═════ 本文
EU拡大に強い意志 露のウクライナ侵攻 23日からEU首脳会議

新たな安全保障の枠組み構築

11日、ウクライナの首都キーウ(キエフ)で記者会見する欧州連合(EU)のフォンデアライエン欧州委員長(左)とゼレンスキー大統領(EPA時事)

ロシアのウクライナ軍事侵攻が長期化する中、欧州は東西冷戦後の安全保障体制の見直しを迫られている。ウクライナの欧州連合(EU)加盟、NATOの欧州戦略見直し、エネルギーや食の安全保障の大幅な路線変更の検討に入った欧州は、自由主義陣営の立て直しに本腰を入れている。(パリ・安倍雅信)

EUは6月23~24日に欧州理事会(EU首脳会議)を開催する。これに続き北大西洋条約機構(NATO)は29~30日の日程で首脳会議を開催予定で、メンバー国ではない日本やオーストラリアの首脳も出席予定だ。

欧州は今、この二つの重要な首脳会議に向け、特にウクライナで起きているロシア侵攻に伴う戦争に対して動きを活発化させている。EUの執行機関・欧州委員会のフォンデアライエン委員長は11日にウクライナの首都キーウを電撃訪問し、続いて16日には仏独伊ルーマニアの4カ国首脳がキーウで同国のゼレンスキー大統領と会談した。

ゼレンスキー氏との会談後の共同記者会見でマクロン仏大統領は、EUの4カ国がウクライナの「即時」加盟候補国入りを支持すると言明。ショルツ独首相は「ウクライナは欧州の家族の一員だ」と述べ、同国への武器供与を「必要がある限り」続けると約束した。ドラギ伊首相も「最も重要なメッセージは、イタリアがウクライナのEU加盟を望んでいることだ」と述べた。

ウクライナのEU加盟については、ポーランド、リトアニアなど旧東欧諸国は当初から支持する一方、フランス、ドイツ、デンマーク、オランダなど西欧諸国は難色を示した経緯がある。理由はロシアを過度に刺激せずにエネルギーを含む、経済依存度を深めることや多文化共存主義の考えが基本にあり、ウクライナは緩衝地帯に置く考えがあったからだ。

ロシアのウクライナ侵攻と戦争の長期化で、西欧諸国はウクライナのEU加盟支持に一変した。ゼレンスキー氏は、ウクライナはEU加盟に向けて準備ができているとし、期待を表明した。ただ、加盟承認にはEU加盟27カ国の全会一致が必要で、ロシアを刺激したくないハンガリーや慎重な態度を示すデンマーク、オランダが支持するかどうかは不明だ。
══════════
:: 課題要件 ::
- a) EU加盟をめぐる記事について、以下に答えよ。
(i) EU首脳会議の開催日程
(ii) 16日にキーウでゼレンスキー大統領と会談した首脳の4カ国
(iii) ウクライナの加盟承認に必要とされる条件
- b) EU加盟をめぐる記事の続きを、最終段落の直後から書け。
次に示す項目は、EU加盟をめぐる記事とは独立した資料である。
═════ 対象データ
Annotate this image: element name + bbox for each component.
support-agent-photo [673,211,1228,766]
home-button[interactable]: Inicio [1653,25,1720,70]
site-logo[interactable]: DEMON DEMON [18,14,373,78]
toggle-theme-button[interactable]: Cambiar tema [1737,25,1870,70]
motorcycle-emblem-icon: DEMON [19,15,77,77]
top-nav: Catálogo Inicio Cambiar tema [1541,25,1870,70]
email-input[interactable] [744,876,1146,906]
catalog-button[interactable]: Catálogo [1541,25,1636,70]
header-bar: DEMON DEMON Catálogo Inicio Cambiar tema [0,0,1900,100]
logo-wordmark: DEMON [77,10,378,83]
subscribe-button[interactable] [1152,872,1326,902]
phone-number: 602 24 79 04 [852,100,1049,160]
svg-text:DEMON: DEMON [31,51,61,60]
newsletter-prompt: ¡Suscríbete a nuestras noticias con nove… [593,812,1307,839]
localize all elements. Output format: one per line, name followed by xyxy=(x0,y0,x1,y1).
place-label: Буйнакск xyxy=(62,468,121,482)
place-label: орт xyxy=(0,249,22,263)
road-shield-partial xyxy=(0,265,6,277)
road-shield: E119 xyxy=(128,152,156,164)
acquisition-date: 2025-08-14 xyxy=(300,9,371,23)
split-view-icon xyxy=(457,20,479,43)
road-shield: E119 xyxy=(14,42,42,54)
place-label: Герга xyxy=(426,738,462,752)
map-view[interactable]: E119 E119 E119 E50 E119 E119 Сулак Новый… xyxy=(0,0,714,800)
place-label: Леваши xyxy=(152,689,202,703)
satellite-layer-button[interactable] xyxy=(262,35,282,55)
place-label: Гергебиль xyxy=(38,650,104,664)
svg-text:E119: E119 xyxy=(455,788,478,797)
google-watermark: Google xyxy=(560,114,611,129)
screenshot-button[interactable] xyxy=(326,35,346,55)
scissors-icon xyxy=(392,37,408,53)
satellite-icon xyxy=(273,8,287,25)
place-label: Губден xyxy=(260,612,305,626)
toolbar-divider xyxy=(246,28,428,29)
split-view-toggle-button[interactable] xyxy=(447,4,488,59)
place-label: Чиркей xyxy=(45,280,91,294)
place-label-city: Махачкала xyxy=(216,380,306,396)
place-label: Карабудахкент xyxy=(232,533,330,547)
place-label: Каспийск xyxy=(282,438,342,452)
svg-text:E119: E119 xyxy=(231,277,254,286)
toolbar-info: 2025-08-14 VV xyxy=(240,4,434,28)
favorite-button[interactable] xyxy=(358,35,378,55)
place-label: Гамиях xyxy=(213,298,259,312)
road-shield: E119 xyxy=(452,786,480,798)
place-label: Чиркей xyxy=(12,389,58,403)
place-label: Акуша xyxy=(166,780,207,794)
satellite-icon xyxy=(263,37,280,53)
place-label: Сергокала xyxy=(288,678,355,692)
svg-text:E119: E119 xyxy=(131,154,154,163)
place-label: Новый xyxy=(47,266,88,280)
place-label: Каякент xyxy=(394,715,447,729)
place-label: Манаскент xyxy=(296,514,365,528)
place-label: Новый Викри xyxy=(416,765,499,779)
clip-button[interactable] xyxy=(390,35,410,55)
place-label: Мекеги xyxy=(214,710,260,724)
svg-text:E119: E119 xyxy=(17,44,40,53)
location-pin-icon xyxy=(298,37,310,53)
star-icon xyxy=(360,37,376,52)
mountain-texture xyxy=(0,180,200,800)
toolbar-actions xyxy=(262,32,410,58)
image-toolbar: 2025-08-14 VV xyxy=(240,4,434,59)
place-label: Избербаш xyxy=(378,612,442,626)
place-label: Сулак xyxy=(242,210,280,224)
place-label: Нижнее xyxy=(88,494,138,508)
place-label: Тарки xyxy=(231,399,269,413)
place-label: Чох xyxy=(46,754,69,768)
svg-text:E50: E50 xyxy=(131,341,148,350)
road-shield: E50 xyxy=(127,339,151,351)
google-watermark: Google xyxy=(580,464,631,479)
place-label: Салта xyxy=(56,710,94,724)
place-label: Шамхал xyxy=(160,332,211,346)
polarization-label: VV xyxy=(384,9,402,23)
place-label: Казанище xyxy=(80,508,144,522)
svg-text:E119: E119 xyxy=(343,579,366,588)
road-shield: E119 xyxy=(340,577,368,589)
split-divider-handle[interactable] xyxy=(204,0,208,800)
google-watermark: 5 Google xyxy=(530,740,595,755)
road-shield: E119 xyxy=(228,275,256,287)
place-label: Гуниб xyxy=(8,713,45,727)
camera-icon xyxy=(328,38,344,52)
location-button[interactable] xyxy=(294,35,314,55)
══════════
:: 出力一覧 ::
- a)
(i) 6月23~24日
(ii) フランス、ドイツ、イタリア、ルーマニア
(iii) EU加盟27カ国の全会一致

- b)
ショルツ首相は加盟を歓迎しつつも、「多くの加盟条件をクリアするため、時間はかかる」との認識を示したが、ウクライナが2月に加盟申請して4カ月後、仏独伊が支持を表明したのは異例の速さ。EUの本気度を垣間見たとも言える。

この一連の動きに対して、ロシアのプーチン大統領は17日、サンクトペテルブルクで開催中の国際経済フォーラムの席上、EUについては「NATOのような軍事同盟ではない」とし、ウクライナのEU加盟について「反対しない」と容認する考えを示した。ただ、EU加盟国になればEUの補助金に頼る西側諸国の「半植民地になる」との見方も同時に示した。

ウクライナ情勢悪化の長期化が指摘される中、マクロン大統領は「欧州政治共同体」構想を提案している。これはEUから離脱した英国を含め、ウクライナやジョージア、モルドバ、西バルカン諸国、さらにグリーンランドなど、自由と民主主義、人権の価値観を共有する国々が政治や安全保障、エネルギー面などで協力する共同体を提唱するものだ。

デメリットは、ウクライナのような国が共同体に加盟することでEU加盟が遠のき、曖昧になるだけでなく、軍事的に絶対優位のアメリカの支援を受けられない可能性もある。

一方、ウクライナのNATO加盟の可能性も注目されている。11日に、NATOは国防相が集まった会議にウクライナ国防相も招待した。NATO東側の国境に沿った戦力と抑止力を強化する方法について協議し、29日~30日にスペイン・マドリードで開かれるNATO首脳会議で欧州防衛体制強化とウクライナ加盟は最重要課題になる。

ウクライナのNATO加盟は、ロシアが最も受け入れ難いことだが、EUがウクライナのEU加盟に本腰を入れた影響は大きいと言えそうだ。